:: Dataset records ::
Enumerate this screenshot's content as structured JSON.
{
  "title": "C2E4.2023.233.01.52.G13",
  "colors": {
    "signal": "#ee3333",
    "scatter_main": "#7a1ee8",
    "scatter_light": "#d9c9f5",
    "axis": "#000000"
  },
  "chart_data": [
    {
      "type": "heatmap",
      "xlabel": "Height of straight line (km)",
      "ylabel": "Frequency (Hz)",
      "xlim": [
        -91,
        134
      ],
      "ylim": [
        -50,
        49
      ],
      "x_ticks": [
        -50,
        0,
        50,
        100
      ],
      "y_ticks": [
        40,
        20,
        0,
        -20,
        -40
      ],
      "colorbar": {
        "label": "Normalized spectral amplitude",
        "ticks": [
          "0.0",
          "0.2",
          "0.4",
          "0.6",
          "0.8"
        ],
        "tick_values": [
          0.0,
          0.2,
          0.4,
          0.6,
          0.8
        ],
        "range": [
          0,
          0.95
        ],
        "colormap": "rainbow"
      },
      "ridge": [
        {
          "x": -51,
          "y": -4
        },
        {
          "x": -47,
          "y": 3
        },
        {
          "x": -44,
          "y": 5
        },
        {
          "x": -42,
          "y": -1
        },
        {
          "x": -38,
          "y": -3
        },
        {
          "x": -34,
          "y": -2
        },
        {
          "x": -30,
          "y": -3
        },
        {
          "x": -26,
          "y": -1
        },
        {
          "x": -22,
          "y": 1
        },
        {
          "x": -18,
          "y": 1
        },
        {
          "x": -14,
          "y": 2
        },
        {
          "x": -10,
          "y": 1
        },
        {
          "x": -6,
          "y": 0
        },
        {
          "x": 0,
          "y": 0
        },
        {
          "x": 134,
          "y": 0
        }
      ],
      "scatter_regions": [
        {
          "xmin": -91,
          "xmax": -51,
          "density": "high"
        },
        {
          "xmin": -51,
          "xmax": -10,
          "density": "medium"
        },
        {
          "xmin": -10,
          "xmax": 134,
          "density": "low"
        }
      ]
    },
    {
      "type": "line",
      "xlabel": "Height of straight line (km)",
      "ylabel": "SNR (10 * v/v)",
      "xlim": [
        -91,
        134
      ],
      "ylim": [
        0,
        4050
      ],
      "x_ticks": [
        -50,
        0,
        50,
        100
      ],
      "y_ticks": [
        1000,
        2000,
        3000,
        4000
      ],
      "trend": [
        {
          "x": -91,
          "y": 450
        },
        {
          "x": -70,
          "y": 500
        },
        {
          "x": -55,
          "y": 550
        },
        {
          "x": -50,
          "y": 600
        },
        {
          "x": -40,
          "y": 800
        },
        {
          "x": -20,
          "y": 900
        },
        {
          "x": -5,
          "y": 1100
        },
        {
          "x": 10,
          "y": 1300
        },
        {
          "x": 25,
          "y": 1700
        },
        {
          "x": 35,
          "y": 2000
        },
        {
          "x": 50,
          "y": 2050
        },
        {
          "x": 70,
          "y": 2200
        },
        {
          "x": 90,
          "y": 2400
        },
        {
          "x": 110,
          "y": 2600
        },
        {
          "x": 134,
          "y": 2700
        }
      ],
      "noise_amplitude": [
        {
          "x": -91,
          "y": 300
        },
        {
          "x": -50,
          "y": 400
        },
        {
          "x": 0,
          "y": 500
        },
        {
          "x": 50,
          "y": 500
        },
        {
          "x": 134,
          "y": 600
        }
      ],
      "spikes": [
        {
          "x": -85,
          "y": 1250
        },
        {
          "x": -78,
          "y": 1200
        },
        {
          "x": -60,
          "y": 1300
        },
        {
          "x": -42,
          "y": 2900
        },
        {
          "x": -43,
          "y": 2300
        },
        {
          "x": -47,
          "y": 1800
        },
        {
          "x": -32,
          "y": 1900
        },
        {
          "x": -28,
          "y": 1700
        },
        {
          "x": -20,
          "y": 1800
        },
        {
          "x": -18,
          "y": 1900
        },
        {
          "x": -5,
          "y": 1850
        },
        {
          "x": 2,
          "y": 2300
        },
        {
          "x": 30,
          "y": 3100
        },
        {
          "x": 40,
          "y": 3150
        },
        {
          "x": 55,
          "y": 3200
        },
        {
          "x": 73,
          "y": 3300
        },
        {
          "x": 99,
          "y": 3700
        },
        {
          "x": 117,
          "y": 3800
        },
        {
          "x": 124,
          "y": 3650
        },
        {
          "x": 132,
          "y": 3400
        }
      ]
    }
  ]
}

:: What you are asked to do ::
Nothing may be left out: return each entry exactly as it reads.

:: Task response ::
Enumerate this screenshot's content as structured JSON.
{
  "title": "C2E4.2023.233.01.52.G13",
  "colors": {
    "signal": "#ee3333",
    "scatter_main": "#7a1ee8",
    "scatter_light": "#d9c9f5",
    "axis": "#000000"
  },
  "chart_data": [
    {
      "type": "heatmap",
      "xlabel": "Height of straight line (km)",
      "ylabel": "Frequency (Hz)",
      "xlim": [
        -91,
        134
      ],
      "ylim": [
        -50,
        49
      ],
      "x_ticks": [
        -50,
        0,
        50,
        100
      ],
      "y_ticks": [
        40,
        20,
        0,
        -20,
        -40
      ],
      "colorbar": {
        "label": "Normalized spectral amplitude",
        "ticks": [
          "0.0",
          "0.2",
          "0.4",
          "0.6",
          "0.8"
        ],
        "tick_values": [
          0.0,
          0.2,
          0.4,
          0.6,
          0.8
        ],
        "range": [
          0,
          0.95
        ],
        "colormap": "rainbow"
      },
      "ridge": [
        {
          "x": -51,
          "y": -4
        },
        {
          "x": -47,
          "y": 3
        },
        {
          "x": -44,
          "y": 5
        },
        {
          "x": -42,
          "y": -1
        },
        {
          "x": -38,
          "y": -3
        },
        {
          "x": -34,
          "y": -2
        },
        {
          "x": -30,
          "y": -3
        },
        {
          "x": -26,
          "y": -1
        },
        {
          "x": -22,
          "y": 1
        },
        {
          "x": -18,
          "y": 1
        },
        {
          "x": -14,
          "y": 2
        },
        {
          "x": -10,
          "y": 1
        },
        {
          "x": -6,
          "y": 0
        },
        {
          "x": 0,
          "y": 0
        },
        {
          "x": 134,
          "y": 0
        }
      ],
      "scatter_regions": [
        {
          "xmin": -91,
          "xmax": -51,
          "density": "high"
        },
        {
          "xmin": -51,
          "xmax": -10,
          "density": "medium"
        },
        {
          "xmin": -10,
          "xmax": 134,
          "density": "low"
        }
      ]
    },
    {
      "type": "line",
      "xlabel": "Height of straight line (km)",
      "ylabel": "SNR (10 * v/v)",
      "xlim": [
        -91,
        134
      ],
      "ylim": [
        0,
        4050
      ],
      "x_ticks": [
        -50,
        0,
        50,
        100
      ],
      "y_ticks": [
        1000,
        2000,
        3000,
        4000
      ],
      "trend": [
        {
          "x": -91,
          "y": 450
        },
        {
          "x": -70,
          "y": 500
        },
        {
          "x": -55,
          "y": 550
        },
        {
          "x": -50,
          "y": 600
        },
        {
          "x": -40,
          "y": 800
        },
        {
          "x": -20,
          "y": 900
        },
        {
          "x": -5,
          "y": 1100
        },
        {
          "x": 10,
          "y": 1300
        },
        {
          "x": 25,
          "y": 1700
        },
        {
          "x": 35,
          "y": 2000
        },
        {
          "x": 50,
          "y": 2050
        },
        {
          "x": 70,
          "y": 2200
        },
        {
          "x": 90,
          "y": 2400
        },
        {
          "x": 110,
          "y": 2600
        },
        {
          "x": 134,
          "y": 2700
        }
      ],
      "noise_amplitude": [
        {
          "x": -91,
          "y": 300
        },
        {
          "x": -50,
          "y": 400
        },
        {
          "x": 0,
          "y": 500
        },
        {
          "x": 50,
          "y": 500
        },
        {
          "x": 134,
          "y": 600
        }
      ],
      "spikes": [
        {
          "x": -85,
          "y": 1250
        },
        {
          "x": -78,
          "y": 1200
        },
        {
          "x": -60,
          "y": 1300
        },
        {
          "x": -42,
          "y": 2900
        },
        {
          "x": -43,
          "y": 2300
        },
        {
          "x": -47,
          "y": 1800
        },
        {
          "x": -32,
          "y": 1900
        },
        {
          "x": -28,
          "y": 1700
        },
        {
          "x": -20,
          "y": 1800
        },
        {
          "x": -18,
          "y": 1900
        },
        {
          "x": -5,
          "y": 1850
        },
        {
          "x": 2,
          "y": 2300
        },
        {
          "x": 30,
          "y": 3100
        },
        {
          "x": 40,
          "y": 3150
        },
        {
          "x": 55,
          "y": 3200
        },
        {
          "x": 73,
          "y": 3300
        },
        {
          "x": 99,
          "y": 3700
        },
        {
          "x": 117,
          "y": 3800
        },
        {
          "x": 124,
          "y": 3650
        },
        {
          "x": 132,
          "y": 3400
        }
      ]
    }
  ]
}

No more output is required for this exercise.